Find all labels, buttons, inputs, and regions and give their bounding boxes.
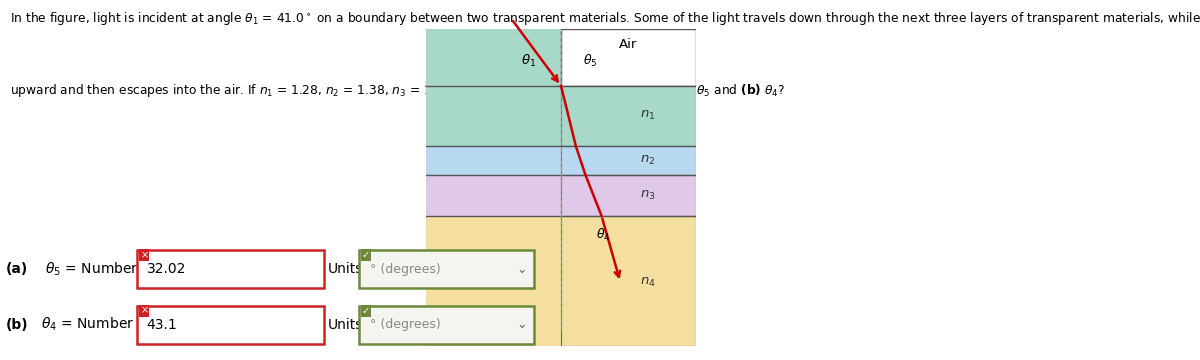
Text: 43.1: 43.1 — [146, 318, 178, 332]
Text: ×: × — [140, 306, 149, 316]
Bar — [562, 175, 696, 216]
Text: $\theta_4$ = Number: $\theta_4$ = Number — [41, 316, 134, 333]
Text: ✓: ✓ — [362, 251, 370, 260]
Text: (b): (b) — [6, 318, 29, 332]
Text: upward and then escapes into the air. If $n_1$ = 1.28, $n_2$ = 1.38, $n_3$ = 1.3: upward and then escapes into the air. If… — [10, 82, 785, 99]
Text: $n_3$: $n_3$ — [640, 189, 655, 202]
Bar — [426, 175, 696, 216]
Text: 32.02: 32.02 — [146, 262, 186, 276]
Text: ⌄: ⌄ — [517, 263, 527, 276]
Bar — [426, 216, 696, 346]
Text: (a): (a) — [6, 262, 29, 276]
Bar — [426, 146, 696, 175]
Text: $\theta_5$: $\theta_5$ — [583, 53, 598, 68]
Text: Units: Units — [328, 262, 362, 276]
Text: Units: Units — [328, 318, 362, 332]
Text: ⌄: ⌄ — [517, 318, 527, 331]
Bar — [562, 216, 696, 346]
Bar — [562, 29, 696, 86]
Text: ×: × — [140, 251, 149, 260]
Text: Air: Air — [619, 38, 637, 51]
Text: ✓: ✓ — [362, 306, 370, 316]
Text: ° (degrees): ° (degrees) — [370, 318, 440, 331]
FancyBboxPatch shape — [359, 251, 534, 288]
Text: $\theta_4$: $\theta_4$ — [596, 227, 611, 243]
Text: $n_1$: $n_1$ — [640, 109, 655, 122]
Text: $\theta_5$ = Number: $\theta_5$ = Number — [41, 261, 138, 278]
Text: $\theta_1$: $\theta_1$ — [521, 53, 536, 68]
FancyBboxPatch shape — [137, 306, 324, 343]
Bar — [562, 146, 696, 175]
FancyBboxPatch shape — [359, 306, 534, 343]
Text: $n_2$: $n_2$ — [640, 154, 655, 167]
Text: In the figure, light is incident at angle $\theta_1$ = 41.0$^\circ$ on a boundar: In the figure, light is incident at angl… — [10, 10, 1200, 27]
Text: ° (degrees): ° (degrees) — [370, 263, 440, 276]
Bar — [562, 86, 696, 146]
FancyBboxPatch shape — [137, 251, 324, 288]
Text: $n_4$: $n_4$ — [640, 276, 655, 289]
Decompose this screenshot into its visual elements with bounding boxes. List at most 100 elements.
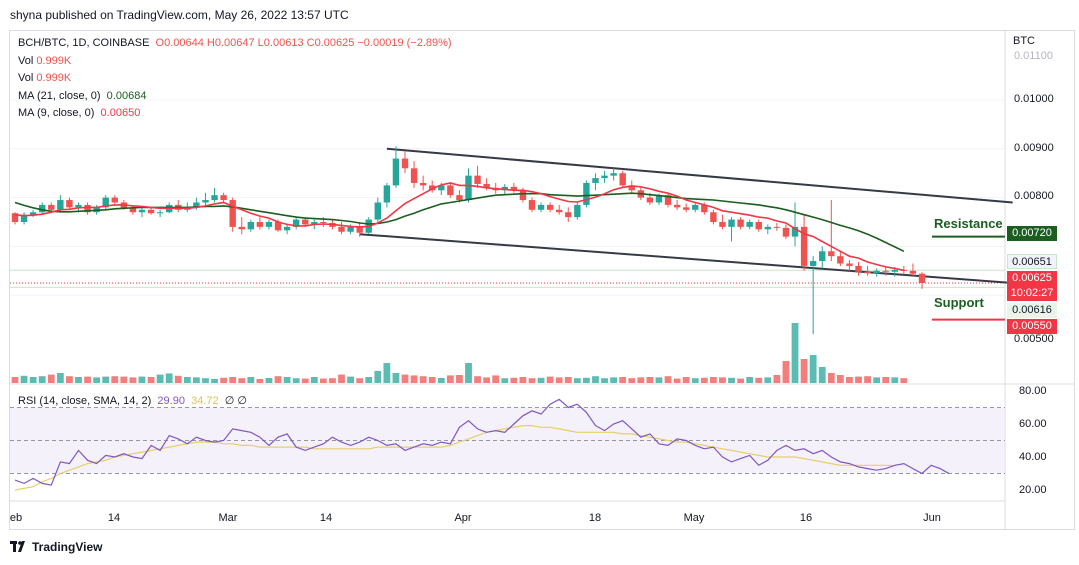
candle-body xyxy=(764,226,772,230)
candle xyxy=(755,219,762,232)
volume-bar xyxy=(646,377,654,383)
candle-body xyxy=(374,202,381,220)
rsi-extra: ∅ ∅ xyxy=(224,395,247,407)
volume-bar xyxy=(664,376,672,383)
rsi-tick: 80.00 xyxy=(1019,385,1047,397)
volume-bar xyxy=(129,377,137,383)
candle xyxy=(220,192,227,203)
candle xyxy=(909,263,917,276)
candle xyxy=(410,161,418,188)
volume-bar xyxy=(256,379,264,383)
candle xyxy=(447,182,454,198)
candle xyxy=(229,197,236,232)
time-tick: 18 xyxy=(589,512,601,524)
candle-body xyxy=(20,214,28,222)
ma21-label: MA (21, close, 0) xyxy=(18,89,101,102)
time-tick: Jun xyxy=(923,512,941,524)
candle-body xyxy=(193,202,200,208)
resistance-label: Resistance xyxy=(934,216,1003,231)
candle-body xyxy=(528,200,536,210)
candle-body xyxy=(356,226,363,233)
legend-vol1-row: Vol 0.999K xyxy=(18,53,452,71)
vol2-label: Vol xyxy=(18,72,34,84)
rsi-label: RSI (14, close, SMA, 14, 2) xyxy=(18,395,152,407)
candle-body xyxy=(873,270,880,274)
candle-body xyxy=(556,209,563,213)
candle xyxy=(175,200,182,213)
candle-body xyxy=(773,226,781,228)
volume-bar xyxy=(592,376,599,383)
candle xyxy=(265,219,273,230)
candle xyxy=(102,195,109,210)
grid-lines xyxy=(10,30,1075,530)
volume-bar xyxy=(11,377,19,383)
candle xyxy=(664,192,672,208)
candle xyxy=(84,202,91,215)
volume-bar xyxy=(183,377,191,383)
candle-body xyxy=(292,219,300,227)
volume-bar xyxy=(709,377,717,383)
candle-body xyxy=(882,270,889,272)
time-tick: 14 xyxy=(108,512,120,524)
resistance-price-tag: 0.00720 xyxy=(1007,226,1057,241)
volume-bar xyxy=(347,376,354,383)
volume-bar xyxy=(601,378,608,383)
price-lines xyxy=(10,269,1005,288)
volume-bar xyxy=(637,377,645,383)
candle-body xyxy=(347,226,354,232)
candle xyxy=(66,197,73,210)
legend-ma9-row: MA (9, close, 0) 0.00650 xyxy=(18,105,452,123)
candle xyxy=(256,217,264,230)
candle-body xyxy=(383,185,391,203)
candle-body xyxy=(664,195,672,205)
candle-body xyxy=(855,265,862,272)
candle-body xyxy=(247,222,255,230)
candle-body xyxy=(918,273,926,283)
volume-bar xyxy=(755,377,763,383)
volume-bar xyxy=(102,376,110,383)
ma21-price-tag: 0.00616 xyxy=(1007,303,1057,318)
volume-bar xyxy=(193,377,200,383)
candle-body xyxy=(646,197,654,203)
candle-body xyxy=(229,200,236,227)
volume-bar xyxy=(873,377,881,383)
candle-body xyxy=(891,269,898,272)
legend-vol2-row: Vol 0.999K xyxy=(18,70,452,88)
volume-bar xyxy=(292,378,300,383)
candle-body xyxy=(483,183,490,188)
candle-body xyxy=(111,197,118,203)
candle xyxy=(401,151,409,174)
candle-body xyxy=(692,204,699,210)
candle-body xyxy=(837,256,844,264)
candle-body xyxy=(583,182,590,205)
volume-bar xyxy=(555,377,563,383)
candle-body xyxy=(57,200,64,210)
candle-body xyxy=(909,270,917,274)
volume-bar xyxy=(719,377,726,383)
candle-body xyxy=(701,204,708,213)
rsi-value: 29.90 xyxy=(157,395,185,407)
volume-bar xyxy=(864,376,871,383)
candle-body xyxy=(202,200,209,203)
candle xyxy=(873,268,880,277)
tradingview-brand[interactable]: TradingView xyxy=(10,540,102,554)
volume-bar xyxy=(782,361,790,383)
candle-body xyxy=(828,251,835,257)
candle-body xyxy=(66,200,73,208)
rsi-tick: 20.00 xyxy=(1019,484,1047,496)
volume-bar xyxy=(537,377,545,383)
volume-bar xyxy=(891,377,899,383)
candle xyxy=(692,202,699,213)
candle-body xyxy=(456,195,463,201)
volume-bar xyxy=(492,375,500,383)
volume-bar xyxy=(356,378,364,383)
price-tick: 0.01000 xyxy=(1014,93,1054,105)
candle-body xyxy=(39,204,46,213)
candle-body xyxy=(592,178,599,183)
candle-body xyxy=(809,261,817,266)
rsi-line xyxy=(14,398,950,486)
support-label: Support xyxy=(934,295,984,310)
volume-bar xyxy=(501,378,509,383)
candle xyxy=(510,182,518,193)
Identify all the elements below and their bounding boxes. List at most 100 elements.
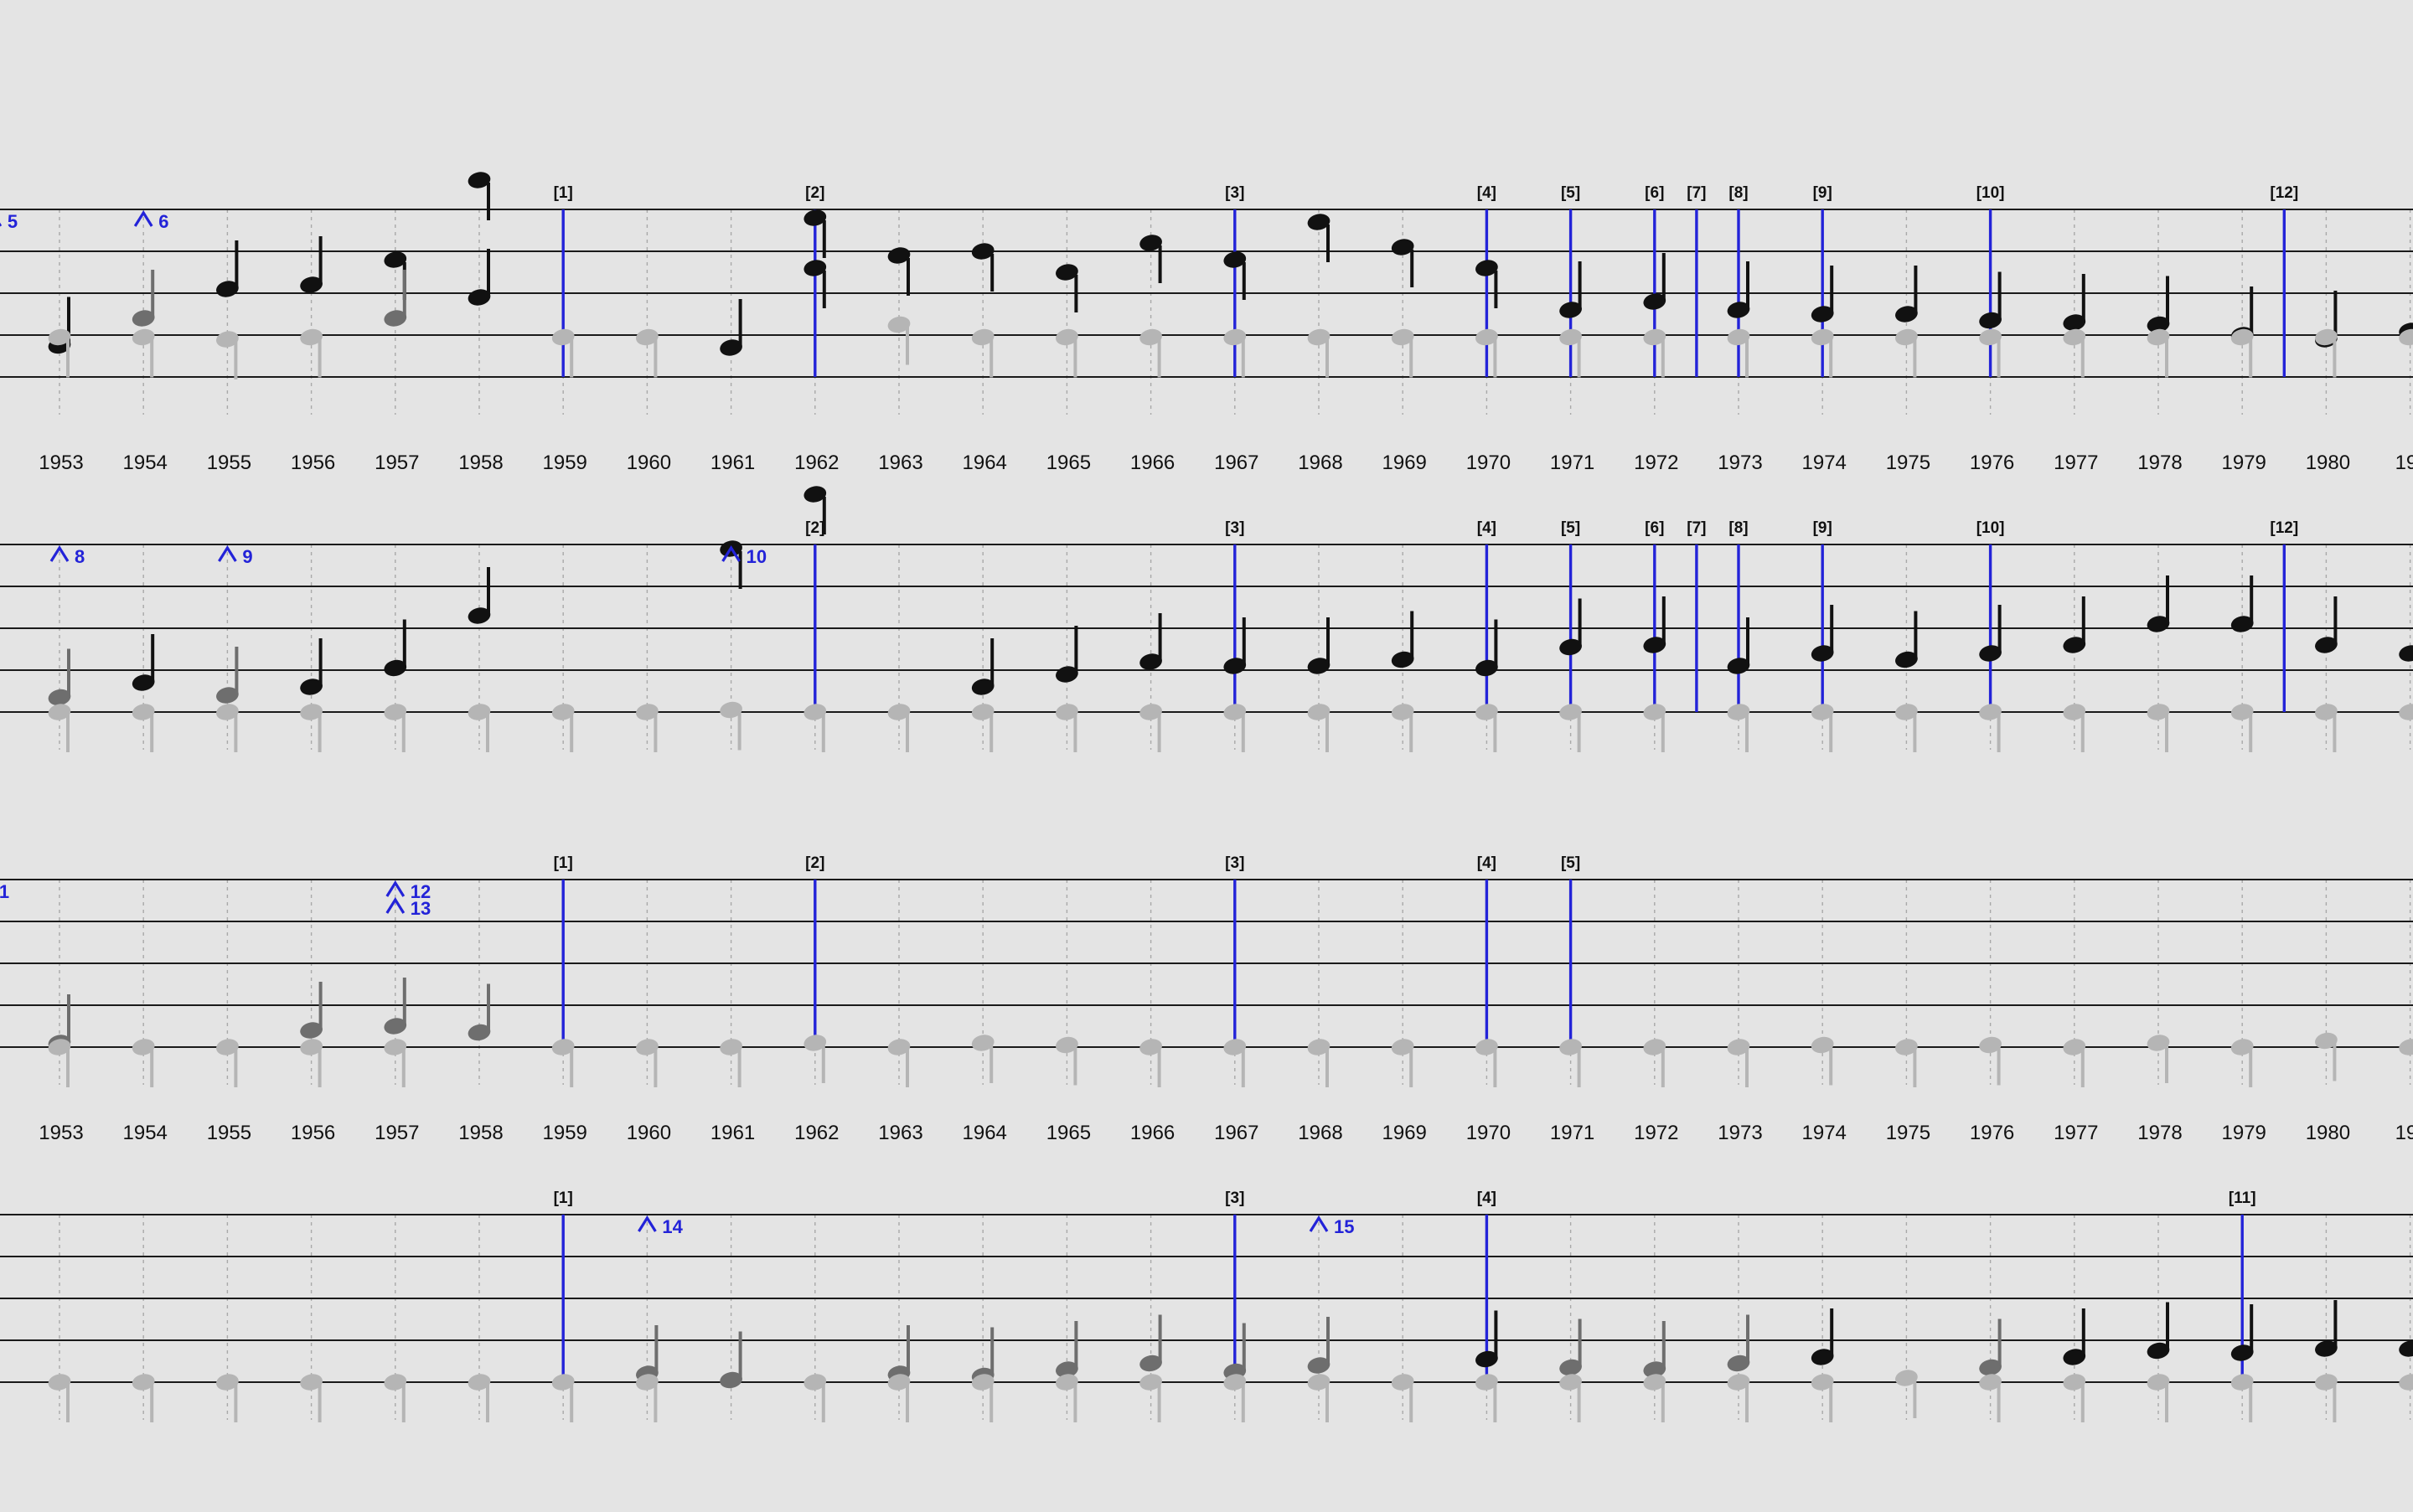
note xyxy=(1979,271,2002,329)
note-head xyxy=(1139,328,1162,346)
note xyxy=(300,638,323,695)
note-head xyxy=(132,704,155,720)
note xyxy=(132,328,155,378)
note xyxy=(2063,596,2086,653)
note xyxy=(803,1035,827,1083)
event-marker-label: [12] xyxy=(2270,184,2298,202)
note-head xyxy=(1391,328,1414,346)
year-label: 1969 xyxy=(1382,1122,1427,1144)
note-head xyxy=(1056,1374,1078,1391)
note-head xyxy=(971,704,995,720)
note xyxy=(636,1039,659,1087)
note xyxy=(1727,1039,1750,1087)
note-head xyxy=(1475,1374,1498,1391)
note-head xyxy=(1223,251,1247,268)
note-head xyxy=(1643,1361,1666,1378)
note xyxy=(1979,328,2002,378)
note xyxy=(971,704,995,752)
note-head xyxy=(1643,704,1666,720)
note-head xyxy=(2399,1340,2413,1357)
note-head xyxy=(216,281,239,297)
note xyxy=(300,1039,323,1087)
note xyxy=(1559,328,1582,378)
note xyxy=(1811,704,1834,752)
event-marker-label: [3] xyxy=(1225,519,1244,537)
note-head xyxy=(384,1039,407,1055)
accent-caret-icon xyxy=(1309,1215,1329,1232)
note xyxy=(48,1039,71,1087)
note-head xyxy=(1811,1036,1834,1054)
note xyxy=(1139,328,1162,378)
note-head xyxy=(2315,704,2338,720)
note xyxy=(1559,1039,1582,1087)
year-label: 1961 xyxy=(710,452,755,474)
note xyxy=(1895,1039,1918,1087)
note-head xyxy=(1811,1349,1834,1365)
note xyxy=(384,1374,407,1422)
note-head xyxy=(48,1374,71,1391)
year-label: 1972 xyxy=(1634,1122,1678,1144)
note-head xyxy=(132,310,155,327)
note xyxy=(1056,1321,1078,1378)
note xyxy=(1643,704,1666,752)
note xyxy=(2315,704,2338,752)
note-head xyxy=(1811,704,1834,720)
note xyxy=(1475,1310,1498,1368)
note-head xyxy=(1979,1374,2002,1391)
note-head xyxy=(1307,658,1331,674)
year-label: 1966 xyxy=(1130,1122,1175,1144)
note-head xyxy=(48,704,71,720)
note-head xyxy=(1811,328,1834,346)
note xyxy=(300,328,323,378)
note xyxy=(1056,264,1078,312)
note-head xyxy=(1391,651,1414,668)
note xyxy=(2147,1374,2170,1422)
note xyxy=(1056,328,1078,378)
note xyxy=(887,704,911,752)
note-head xyxy=(803,704,827,720)
event-marker-label: [9] xyxy=(1813,519,1832,537)
note-head xyxy=(803,260,827,276)
note xyxy=(1811,1308,1834,1365)
year-label: 1955 xyxy=(207,452,251,474)
note-head xyxy=(2147,704,2170,720)
note xyxy=(887,1374,911,1422)
note xyxy=(1727,1314,1750,1372)
note xyxy=(216,240,239,297)
year-label: 1980 xyxy=(2306,1122,2350,1144)
note-head xyxy=(1559,328,1582,346)
note xyxy=(1307,214,1331,262)
note-head xyxy=(384,251,407,268)
note-head xyxy=(1811,1374,1834,1391)
note-head xyxy=(384,310,407,327)
note xyxy=(1475,328,1498,378)
event-marker-label: [3] xyxy=(1225,184,1244,202)
note-head xyxy=(1475,1039,1498,1055)
note xyxy=(720,299,742,356)
note xyxy=(803,260,827,308)
note-head xyxy=(1056,1361,1078,1378)
note xyxy=(1391,611,1414,668)
year-label: 1977 xyxy=(2054,1122,2098,1144)
accent-caret-icon xyxy=(133,209,153,227)
event-marker-label: [9] xyxy=(1813,184,1832,202)
note xyxy=(1559,261,1582,318)
accent-label: 12 xyxy=(411,881,431,902)
note xyxy=(1307,1374,1331,1422)
note-head xyxy=(1139,704,1162,720)
note xyxy=(2230,704,2254,752)
note xyxy=(216,1374,239,1422)
year-label: 1959 xyxy=(543,452,587,474)
note-head xyxy=(1727,302,1750,318)
note xyxy=(216,331,239,379)
year-label: 1960 xyxy=(627,1122,671,1144)
note-head xyxy=(551,1374,575,1391)
note xyxy=(636,704,659,752)
note xyxy=(1727,328,1750,378)
note-head xyxy=(1056,666,1078,683)
year-label: 1971 xyxy=(1550,452,1594,474)
note xyxy=(803,486,827,534)
note xyxy=(1307,328,1331,378)
note xyxy=(468,704,491,752)
note-head xyxy=(971,1374,995,1391)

Objetivo del ejercicio
Actualiza todo lo que va desde la línea con "note xyxy=(1979,271,2002,329)" hasta la línea con "year-label: 1969 xyxy=(1382,1122,1427,1144)", ambas incluidas: escríbelo de nuevo cambiando "event-marker-label" por "event-label" y sin tocar nada más.

Respuesta al problema
note xyxy=(1979,271,2002,329)
note-head xyxy=(1139,328,1162,346)
note xyxy=(300,638,323,695)
note-head xyxy=(132,704,155,720)
note xyxy=(132,328,155,378)
note xyxy=(2063,596,2086,653)
note xyxy=(803,1035,827,1083)
event-label: [12] xyxy=(2270,184,2298,202)
note-head xyxy=(1391,328,1414,346)
year-label: 1969 xyxy=(1382,1122,1427,1144)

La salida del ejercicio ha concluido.